> _TO DO_: Filter these entries so that only lines with the word "Fertility" remain.

★ ★ ★

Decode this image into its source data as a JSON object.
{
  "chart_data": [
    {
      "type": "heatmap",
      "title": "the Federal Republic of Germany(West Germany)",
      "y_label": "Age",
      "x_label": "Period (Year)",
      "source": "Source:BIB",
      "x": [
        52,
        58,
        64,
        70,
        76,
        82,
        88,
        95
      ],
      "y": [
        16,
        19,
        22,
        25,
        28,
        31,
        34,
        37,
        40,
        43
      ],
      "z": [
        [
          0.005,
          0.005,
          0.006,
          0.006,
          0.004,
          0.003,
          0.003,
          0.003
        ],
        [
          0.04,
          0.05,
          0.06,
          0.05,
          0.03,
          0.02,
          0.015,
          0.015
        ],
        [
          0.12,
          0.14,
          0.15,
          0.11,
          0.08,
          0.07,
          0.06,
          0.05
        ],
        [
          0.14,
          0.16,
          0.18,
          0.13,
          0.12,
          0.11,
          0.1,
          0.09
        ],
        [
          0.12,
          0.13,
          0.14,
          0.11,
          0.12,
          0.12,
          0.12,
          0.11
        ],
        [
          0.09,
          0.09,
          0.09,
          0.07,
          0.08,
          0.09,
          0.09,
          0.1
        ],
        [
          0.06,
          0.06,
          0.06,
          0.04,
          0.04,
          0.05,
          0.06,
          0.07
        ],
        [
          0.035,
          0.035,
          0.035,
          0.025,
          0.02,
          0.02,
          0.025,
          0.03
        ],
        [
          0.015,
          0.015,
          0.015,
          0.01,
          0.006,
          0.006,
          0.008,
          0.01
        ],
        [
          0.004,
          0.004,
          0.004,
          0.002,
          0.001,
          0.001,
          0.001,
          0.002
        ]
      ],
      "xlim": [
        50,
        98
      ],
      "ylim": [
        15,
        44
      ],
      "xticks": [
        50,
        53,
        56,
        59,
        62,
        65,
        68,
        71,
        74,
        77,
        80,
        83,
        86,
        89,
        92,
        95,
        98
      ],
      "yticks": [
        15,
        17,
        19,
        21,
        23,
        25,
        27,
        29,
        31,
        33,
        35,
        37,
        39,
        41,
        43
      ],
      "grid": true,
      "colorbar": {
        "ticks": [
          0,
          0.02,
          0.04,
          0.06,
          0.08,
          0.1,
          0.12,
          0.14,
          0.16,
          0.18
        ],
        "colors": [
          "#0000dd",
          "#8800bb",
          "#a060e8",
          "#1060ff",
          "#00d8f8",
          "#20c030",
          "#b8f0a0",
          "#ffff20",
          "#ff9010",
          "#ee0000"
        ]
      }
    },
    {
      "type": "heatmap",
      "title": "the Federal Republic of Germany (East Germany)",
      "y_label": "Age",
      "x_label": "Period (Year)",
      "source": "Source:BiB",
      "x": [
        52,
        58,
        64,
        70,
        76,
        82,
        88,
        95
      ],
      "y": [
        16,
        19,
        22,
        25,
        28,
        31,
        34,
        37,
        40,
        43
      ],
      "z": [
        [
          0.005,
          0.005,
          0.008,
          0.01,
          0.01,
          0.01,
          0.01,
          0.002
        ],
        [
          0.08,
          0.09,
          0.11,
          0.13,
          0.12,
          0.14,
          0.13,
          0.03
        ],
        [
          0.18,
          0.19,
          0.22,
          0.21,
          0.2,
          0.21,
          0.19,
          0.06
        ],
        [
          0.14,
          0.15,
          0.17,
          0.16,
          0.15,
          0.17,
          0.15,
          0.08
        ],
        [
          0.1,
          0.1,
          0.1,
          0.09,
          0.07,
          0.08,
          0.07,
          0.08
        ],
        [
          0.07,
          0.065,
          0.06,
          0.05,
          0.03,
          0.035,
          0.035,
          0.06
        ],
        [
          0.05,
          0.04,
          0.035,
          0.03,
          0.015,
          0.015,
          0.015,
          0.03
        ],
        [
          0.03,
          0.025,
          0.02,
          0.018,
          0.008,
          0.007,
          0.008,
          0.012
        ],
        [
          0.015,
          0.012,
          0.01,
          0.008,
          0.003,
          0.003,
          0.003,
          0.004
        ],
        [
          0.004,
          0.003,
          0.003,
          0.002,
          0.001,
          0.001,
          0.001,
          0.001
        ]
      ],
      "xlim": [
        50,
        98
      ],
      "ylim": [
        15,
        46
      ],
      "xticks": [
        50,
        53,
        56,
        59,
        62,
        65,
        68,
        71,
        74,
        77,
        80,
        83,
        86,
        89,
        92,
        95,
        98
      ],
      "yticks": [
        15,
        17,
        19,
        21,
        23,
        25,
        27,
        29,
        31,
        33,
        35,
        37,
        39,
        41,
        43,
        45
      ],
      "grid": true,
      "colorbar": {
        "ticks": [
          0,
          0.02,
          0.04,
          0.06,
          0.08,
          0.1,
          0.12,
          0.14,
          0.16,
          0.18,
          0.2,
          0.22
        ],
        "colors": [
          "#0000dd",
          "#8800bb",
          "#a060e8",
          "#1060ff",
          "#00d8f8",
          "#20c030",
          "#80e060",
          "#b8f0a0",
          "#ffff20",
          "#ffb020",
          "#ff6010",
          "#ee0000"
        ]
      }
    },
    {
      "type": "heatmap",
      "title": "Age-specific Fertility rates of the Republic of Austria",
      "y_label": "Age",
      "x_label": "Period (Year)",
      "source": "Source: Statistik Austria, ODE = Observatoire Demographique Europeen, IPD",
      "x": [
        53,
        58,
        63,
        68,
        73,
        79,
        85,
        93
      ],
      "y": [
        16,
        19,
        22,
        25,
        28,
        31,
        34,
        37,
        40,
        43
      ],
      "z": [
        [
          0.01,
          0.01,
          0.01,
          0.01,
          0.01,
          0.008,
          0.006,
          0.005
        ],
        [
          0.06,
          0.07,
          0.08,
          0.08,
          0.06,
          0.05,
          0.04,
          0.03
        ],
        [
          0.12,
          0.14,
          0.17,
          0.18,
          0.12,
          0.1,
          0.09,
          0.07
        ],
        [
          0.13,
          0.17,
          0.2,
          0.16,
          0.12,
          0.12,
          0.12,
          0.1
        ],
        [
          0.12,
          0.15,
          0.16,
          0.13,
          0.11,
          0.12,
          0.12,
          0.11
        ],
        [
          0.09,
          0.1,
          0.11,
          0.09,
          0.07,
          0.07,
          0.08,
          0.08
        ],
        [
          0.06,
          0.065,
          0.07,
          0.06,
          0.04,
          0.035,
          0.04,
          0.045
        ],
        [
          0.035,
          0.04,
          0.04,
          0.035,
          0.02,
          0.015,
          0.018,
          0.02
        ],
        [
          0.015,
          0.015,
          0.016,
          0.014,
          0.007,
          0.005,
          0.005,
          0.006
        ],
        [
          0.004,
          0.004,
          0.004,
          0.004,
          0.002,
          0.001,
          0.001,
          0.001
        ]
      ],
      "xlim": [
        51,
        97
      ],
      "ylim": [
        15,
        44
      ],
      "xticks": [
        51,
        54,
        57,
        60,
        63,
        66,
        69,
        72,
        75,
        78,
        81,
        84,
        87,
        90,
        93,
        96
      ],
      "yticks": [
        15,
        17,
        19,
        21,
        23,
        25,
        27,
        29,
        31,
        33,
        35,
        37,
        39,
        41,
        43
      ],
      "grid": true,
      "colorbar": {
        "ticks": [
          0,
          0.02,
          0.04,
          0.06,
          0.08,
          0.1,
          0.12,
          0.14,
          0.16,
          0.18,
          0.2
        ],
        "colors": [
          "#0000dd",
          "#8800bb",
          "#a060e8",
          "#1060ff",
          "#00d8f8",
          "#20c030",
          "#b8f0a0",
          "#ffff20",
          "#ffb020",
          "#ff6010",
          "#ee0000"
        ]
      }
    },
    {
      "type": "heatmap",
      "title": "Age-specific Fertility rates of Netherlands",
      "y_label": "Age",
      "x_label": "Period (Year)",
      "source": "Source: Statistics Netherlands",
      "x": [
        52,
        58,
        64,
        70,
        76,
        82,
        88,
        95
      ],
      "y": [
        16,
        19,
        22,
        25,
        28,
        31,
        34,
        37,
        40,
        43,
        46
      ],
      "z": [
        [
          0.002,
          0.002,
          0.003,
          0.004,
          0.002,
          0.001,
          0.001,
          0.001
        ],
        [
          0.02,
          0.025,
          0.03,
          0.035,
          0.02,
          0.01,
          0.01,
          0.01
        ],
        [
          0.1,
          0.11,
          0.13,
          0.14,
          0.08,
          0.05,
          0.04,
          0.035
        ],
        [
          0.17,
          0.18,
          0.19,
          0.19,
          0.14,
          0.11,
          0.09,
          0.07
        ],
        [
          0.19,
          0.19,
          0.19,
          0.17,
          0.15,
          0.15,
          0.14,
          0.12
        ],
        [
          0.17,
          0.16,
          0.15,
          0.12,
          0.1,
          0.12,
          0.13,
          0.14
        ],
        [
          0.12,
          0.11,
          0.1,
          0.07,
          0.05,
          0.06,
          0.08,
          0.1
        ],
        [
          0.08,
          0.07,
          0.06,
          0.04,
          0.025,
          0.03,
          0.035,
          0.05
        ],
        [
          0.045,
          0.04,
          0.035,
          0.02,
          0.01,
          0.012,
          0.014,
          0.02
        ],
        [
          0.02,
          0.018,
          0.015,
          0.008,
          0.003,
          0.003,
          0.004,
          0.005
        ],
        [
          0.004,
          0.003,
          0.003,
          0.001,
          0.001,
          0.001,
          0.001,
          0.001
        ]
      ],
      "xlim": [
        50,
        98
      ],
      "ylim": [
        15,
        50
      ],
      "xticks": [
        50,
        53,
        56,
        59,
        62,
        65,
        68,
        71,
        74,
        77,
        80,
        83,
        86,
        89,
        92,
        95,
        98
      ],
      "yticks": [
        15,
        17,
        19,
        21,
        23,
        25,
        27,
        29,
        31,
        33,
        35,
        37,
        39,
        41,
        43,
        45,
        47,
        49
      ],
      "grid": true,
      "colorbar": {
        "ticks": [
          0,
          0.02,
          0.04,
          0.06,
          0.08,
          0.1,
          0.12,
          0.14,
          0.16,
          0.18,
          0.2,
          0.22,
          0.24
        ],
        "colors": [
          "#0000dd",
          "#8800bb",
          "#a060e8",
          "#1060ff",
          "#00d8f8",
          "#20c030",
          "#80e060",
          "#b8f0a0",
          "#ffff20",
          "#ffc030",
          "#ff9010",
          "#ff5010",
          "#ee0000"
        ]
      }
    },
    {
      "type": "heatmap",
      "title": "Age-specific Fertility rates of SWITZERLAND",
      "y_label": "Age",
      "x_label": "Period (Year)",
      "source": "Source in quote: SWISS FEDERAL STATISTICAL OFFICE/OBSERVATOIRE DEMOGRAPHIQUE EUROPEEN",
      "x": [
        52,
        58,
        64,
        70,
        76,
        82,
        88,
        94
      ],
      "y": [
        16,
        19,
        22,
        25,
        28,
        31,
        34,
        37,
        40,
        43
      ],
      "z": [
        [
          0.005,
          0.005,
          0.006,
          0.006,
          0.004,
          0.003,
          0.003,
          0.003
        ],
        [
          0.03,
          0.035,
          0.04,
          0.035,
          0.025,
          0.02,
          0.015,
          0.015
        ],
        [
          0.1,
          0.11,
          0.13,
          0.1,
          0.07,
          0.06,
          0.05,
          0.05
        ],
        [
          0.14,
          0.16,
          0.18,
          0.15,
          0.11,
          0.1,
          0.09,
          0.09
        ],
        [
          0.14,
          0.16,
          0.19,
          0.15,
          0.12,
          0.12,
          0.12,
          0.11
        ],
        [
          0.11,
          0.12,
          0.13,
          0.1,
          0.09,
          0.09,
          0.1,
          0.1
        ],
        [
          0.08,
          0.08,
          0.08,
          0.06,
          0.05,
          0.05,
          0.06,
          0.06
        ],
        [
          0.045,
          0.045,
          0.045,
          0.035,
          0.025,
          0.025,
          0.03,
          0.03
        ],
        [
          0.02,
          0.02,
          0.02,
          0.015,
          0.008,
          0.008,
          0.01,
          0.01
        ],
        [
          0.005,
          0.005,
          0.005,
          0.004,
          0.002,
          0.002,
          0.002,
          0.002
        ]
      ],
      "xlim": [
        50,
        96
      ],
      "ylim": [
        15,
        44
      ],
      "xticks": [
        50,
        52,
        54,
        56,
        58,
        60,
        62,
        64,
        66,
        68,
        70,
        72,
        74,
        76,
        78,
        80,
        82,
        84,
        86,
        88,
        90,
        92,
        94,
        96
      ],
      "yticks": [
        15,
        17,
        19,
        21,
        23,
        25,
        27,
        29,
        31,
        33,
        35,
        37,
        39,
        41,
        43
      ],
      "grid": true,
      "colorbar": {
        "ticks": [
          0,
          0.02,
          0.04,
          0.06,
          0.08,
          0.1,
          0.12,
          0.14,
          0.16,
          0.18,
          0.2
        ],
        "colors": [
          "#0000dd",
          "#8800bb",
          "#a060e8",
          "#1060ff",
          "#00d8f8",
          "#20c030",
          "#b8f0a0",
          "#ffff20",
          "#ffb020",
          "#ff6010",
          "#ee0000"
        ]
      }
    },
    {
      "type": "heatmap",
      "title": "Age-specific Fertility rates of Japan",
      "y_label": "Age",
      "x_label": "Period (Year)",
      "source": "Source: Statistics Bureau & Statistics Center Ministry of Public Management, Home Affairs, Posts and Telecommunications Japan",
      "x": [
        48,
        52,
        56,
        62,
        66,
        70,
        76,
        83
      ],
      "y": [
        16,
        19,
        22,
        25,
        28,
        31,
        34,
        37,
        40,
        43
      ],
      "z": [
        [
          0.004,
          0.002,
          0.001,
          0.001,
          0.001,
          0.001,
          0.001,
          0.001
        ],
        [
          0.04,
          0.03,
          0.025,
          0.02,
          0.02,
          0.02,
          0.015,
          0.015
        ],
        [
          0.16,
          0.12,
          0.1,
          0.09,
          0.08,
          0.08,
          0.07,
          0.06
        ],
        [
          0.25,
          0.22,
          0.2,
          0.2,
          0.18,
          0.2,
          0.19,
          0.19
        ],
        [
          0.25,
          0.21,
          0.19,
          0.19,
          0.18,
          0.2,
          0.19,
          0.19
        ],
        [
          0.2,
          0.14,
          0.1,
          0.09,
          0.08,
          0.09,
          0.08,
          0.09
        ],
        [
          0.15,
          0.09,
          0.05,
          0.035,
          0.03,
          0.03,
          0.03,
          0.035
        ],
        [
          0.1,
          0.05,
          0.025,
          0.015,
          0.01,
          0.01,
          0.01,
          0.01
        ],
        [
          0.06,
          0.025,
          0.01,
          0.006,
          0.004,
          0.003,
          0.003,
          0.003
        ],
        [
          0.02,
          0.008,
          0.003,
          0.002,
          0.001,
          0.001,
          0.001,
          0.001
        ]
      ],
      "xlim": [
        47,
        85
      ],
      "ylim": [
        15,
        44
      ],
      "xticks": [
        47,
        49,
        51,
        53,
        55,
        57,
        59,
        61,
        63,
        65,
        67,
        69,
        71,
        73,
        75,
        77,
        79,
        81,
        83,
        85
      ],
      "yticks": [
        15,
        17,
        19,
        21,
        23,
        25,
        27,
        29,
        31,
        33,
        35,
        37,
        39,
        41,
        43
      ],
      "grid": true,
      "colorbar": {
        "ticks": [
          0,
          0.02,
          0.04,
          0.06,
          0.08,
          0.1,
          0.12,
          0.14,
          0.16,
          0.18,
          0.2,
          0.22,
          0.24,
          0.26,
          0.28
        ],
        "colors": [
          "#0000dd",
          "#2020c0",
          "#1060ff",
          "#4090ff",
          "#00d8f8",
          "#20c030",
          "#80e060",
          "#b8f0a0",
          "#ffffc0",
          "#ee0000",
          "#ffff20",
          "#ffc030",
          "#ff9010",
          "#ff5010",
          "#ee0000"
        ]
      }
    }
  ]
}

★ ★ ★

> _SOLUTION_:
      "title": "Age-specific Fertility rates of the Republic of Austria",
      "title": "Age-specific Fertility rates of Netherlands",
      "title": "Age-specific Fertility rates of SWITZERLAND",
      "title": "Age-specific Fertility rates of Japan",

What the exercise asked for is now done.